=== Do this ===
Among the entries below, count the lines where the string "کارکنان" occurs, and give only the number.

START

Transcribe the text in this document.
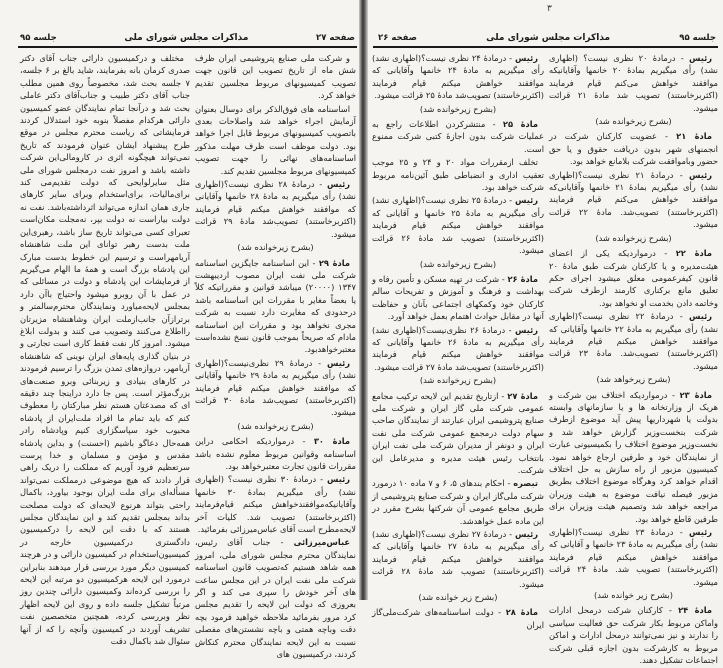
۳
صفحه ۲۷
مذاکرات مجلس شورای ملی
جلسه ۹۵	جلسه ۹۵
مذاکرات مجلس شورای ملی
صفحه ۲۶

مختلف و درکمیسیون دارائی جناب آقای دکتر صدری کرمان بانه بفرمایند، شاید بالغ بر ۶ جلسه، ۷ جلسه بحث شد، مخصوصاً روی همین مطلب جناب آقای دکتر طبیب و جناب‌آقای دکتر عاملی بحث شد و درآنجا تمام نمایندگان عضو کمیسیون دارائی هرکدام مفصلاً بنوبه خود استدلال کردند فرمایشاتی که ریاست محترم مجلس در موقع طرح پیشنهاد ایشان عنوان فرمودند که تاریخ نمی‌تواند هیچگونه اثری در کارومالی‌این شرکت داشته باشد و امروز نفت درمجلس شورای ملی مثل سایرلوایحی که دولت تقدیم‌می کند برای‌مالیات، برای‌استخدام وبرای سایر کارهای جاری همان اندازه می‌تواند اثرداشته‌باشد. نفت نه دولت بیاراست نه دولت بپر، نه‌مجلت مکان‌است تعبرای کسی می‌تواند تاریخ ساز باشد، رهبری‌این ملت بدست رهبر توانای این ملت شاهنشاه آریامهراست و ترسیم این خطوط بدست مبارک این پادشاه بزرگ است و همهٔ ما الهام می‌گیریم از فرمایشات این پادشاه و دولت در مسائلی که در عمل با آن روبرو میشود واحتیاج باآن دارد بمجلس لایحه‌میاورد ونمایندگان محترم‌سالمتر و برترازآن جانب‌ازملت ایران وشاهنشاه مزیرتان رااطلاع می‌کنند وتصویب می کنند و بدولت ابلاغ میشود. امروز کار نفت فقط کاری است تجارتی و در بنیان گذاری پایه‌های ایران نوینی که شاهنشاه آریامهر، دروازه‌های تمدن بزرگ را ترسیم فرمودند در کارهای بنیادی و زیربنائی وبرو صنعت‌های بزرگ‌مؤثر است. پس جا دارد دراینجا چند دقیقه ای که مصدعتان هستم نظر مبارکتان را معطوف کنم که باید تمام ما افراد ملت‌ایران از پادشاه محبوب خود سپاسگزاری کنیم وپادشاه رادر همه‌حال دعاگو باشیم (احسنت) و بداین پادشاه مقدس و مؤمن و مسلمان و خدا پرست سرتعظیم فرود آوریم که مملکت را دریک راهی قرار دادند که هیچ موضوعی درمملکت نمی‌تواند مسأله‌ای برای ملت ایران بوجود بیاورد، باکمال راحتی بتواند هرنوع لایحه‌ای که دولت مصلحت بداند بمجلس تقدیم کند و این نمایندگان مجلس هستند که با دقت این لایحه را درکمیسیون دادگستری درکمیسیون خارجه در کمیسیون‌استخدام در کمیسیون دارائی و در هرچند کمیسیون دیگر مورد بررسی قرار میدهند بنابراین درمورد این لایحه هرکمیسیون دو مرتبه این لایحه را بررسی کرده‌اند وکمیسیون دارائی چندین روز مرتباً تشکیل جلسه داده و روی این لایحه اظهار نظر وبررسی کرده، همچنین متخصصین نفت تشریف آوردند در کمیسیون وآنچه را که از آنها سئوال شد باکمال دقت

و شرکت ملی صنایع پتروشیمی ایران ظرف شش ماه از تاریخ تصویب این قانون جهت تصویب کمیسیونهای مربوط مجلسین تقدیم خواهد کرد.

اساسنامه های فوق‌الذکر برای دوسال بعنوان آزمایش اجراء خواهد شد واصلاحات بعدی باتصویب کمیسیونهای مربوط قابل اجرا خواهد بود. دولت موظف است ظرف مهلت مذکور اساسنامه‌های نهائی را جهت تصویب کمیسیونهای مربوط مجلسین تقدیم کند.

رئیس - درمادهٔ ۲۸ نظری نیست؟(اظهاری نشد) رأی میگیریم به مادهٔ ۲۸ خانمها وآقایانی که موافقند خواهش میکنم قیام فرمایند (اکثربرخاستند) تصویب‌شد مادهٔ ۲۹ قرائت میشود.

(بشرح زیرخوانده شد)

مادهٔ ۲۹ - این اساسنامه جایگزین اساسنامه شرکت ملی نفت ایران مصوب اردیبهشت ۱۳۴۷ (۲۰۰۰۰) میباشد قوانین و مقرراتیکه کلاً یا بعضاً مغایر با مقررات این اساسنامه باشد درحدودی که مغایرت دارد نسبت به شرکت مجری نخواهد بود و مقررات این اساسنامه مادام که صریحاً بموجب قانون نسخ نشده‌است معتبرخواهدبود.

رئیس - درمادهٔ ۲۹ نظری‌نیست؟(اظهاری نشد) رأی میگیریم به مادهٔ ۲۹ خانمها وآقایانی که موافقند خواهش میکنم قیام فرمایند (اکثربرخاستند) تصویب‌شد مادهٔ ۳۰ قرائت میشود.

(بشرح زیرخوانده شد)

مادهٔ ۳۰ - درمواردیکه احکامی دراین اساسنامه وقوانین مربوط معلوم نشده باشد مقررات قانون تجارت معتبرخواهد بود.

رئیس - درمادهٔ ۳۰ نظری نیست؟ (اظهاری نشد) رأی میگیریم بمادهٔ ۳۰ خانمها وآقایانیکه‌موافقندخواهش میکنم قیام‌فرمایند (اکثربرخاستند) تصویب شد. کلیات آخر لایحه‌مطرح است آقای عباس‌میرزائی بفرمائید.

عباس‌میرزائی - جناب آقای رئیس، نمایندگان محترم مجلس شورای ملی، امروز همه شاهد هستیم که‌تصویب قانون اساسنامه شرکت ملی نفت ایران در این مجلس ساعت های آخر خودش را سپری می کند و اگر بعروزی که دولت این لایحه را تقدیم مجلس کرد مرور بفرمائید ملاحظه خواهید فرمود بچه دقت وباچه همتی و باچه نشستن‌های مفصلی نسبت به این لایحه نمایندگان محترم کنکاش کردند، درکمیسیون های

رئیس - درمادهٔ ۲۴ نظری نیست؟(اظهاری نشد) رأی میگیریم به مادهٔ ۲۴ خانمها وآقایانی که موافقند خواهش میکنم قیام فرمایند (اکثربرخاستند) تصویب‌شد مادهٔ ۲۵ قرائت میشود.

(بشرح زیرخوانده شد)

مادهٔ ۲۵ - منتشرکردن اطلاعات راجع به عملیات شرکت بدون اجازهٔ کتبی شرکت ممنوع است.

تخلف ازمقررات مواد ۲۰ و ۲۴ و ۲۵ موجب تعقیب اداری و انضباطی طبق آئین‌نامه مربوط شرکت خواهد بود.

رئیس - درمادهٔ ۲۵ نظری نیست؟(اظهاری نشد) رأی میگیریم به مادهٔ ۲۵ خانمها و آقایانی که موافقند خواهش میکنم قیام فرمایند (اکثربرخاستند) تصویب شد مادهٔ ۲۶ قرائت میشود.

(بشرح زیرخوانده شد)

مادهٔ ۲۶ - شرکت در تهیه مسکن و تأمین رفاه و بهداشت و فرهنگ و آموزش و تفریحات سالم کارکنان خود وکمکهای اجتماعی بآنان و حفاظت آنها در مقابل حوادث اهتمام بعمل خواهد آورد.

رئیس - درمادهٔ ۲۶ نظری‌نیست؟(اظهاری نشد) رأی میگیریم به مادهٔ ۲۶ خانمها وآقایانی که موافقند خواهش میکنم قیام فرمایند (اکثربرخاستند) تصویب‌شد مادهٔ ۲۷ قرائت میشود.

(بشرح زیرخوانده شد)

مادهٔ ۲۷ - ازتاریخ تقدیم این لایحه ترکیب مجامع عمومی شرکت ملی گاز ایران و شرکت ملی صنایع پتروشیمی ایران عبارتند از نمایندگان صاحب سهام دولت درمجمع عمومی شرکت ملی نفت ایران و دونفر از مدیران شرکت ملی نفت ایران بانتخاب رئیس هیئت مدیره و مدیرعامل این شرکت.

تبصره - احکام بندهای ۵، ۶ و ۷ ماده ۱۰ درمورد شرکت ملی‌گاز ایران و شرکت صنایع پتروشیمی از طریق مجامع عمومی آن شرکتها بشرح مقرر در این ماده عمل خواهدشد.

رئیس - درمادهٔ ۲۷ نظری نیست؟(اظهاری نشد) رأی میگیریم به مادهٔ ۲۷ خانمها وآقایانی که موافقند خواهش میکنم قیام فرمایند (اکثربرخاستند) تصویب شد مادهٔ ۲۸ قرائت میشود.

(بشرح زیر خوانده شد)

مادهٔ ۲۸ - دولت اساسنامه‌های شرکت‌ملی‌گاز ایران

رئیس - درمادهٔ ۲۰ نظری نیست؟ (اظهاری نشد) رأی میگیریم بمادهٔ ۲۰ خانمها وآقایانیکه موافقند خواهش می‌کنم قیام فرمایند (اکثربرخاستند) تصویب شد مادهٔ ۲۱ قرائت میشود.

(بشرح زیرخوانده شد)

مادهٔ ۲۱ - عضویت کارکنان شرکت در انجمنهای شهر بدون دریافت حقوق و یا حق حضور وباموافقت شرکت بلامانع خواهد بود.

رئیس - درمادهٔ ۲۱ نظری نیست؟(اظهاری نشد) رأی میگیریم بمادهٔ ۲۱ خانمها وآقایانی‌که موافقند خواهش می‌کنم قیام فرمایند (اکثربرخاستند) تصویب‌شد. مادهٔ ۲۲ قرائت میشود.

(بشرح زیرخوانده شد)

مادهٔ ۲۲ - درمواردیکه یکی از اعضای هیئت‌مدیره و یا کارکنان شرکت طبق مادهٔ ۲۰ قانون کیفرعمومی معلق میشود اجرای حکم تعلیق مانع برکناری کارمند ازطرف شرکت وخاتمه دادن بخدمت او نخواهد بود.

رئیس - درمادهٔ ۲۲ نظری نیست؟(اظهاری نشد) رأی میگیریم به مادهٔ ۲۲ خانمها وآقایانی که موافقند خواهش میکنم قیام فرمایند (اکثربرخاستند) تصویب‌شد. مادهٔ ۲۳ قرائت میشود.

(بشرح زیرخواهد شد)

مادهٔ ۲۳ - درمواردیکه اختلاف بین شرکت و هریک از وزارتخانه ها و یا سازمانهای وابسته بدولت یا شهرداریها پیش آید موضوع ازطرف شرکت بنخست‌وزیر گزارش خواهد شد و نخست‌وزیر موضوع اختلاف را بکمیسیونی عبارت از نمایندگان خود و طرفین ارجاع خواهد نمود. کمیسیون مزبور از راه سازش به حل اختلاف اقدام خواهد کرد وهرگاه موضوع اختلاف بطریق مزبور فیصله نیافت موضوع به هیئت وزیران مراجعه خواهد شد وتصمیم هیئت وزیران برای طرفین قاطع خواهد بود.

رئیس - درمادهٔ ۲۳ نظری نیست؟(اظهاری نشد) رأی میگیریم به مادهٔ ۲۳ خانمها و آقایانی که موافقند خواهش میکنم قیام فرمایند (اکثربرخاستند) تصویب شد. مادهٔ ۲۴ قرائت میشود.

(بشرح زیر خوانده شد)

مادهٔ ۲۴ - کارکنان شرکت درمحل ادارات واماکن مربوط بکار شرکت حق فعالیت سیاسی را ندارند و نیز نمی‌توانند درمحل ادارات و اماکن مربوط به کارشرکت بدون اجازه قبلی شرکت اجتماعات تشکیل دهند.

END
START

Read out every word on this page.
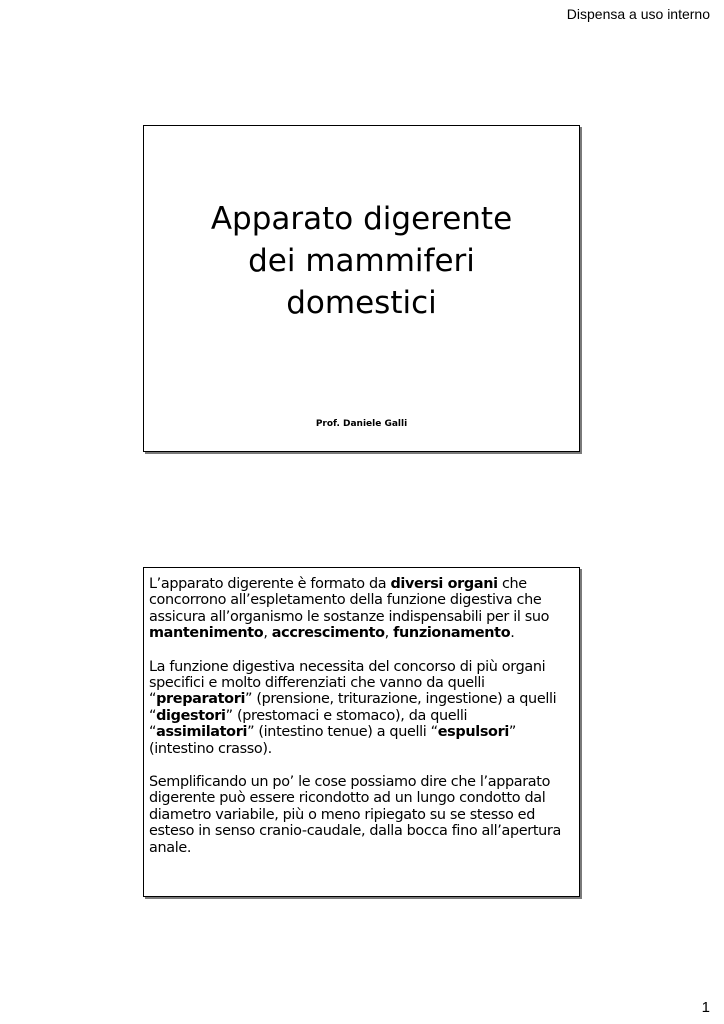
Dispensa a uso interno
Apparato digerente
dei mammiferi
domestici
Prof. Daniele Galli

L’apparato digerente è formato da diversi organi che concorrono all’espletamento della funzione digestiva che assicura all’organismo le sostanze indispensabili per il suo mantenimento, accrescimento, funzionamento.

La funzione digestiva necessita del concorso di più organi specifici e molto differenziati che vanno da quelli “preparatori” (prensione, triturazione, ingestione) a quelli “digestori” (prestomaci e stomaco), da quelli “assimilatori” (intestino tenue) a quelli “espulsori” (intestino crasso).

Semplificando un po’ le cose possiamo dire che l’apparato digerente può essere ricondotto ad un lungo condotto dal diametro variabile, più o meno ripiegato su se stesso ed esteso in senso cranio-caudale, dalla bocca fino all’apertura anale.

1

END

=== Task result ===
4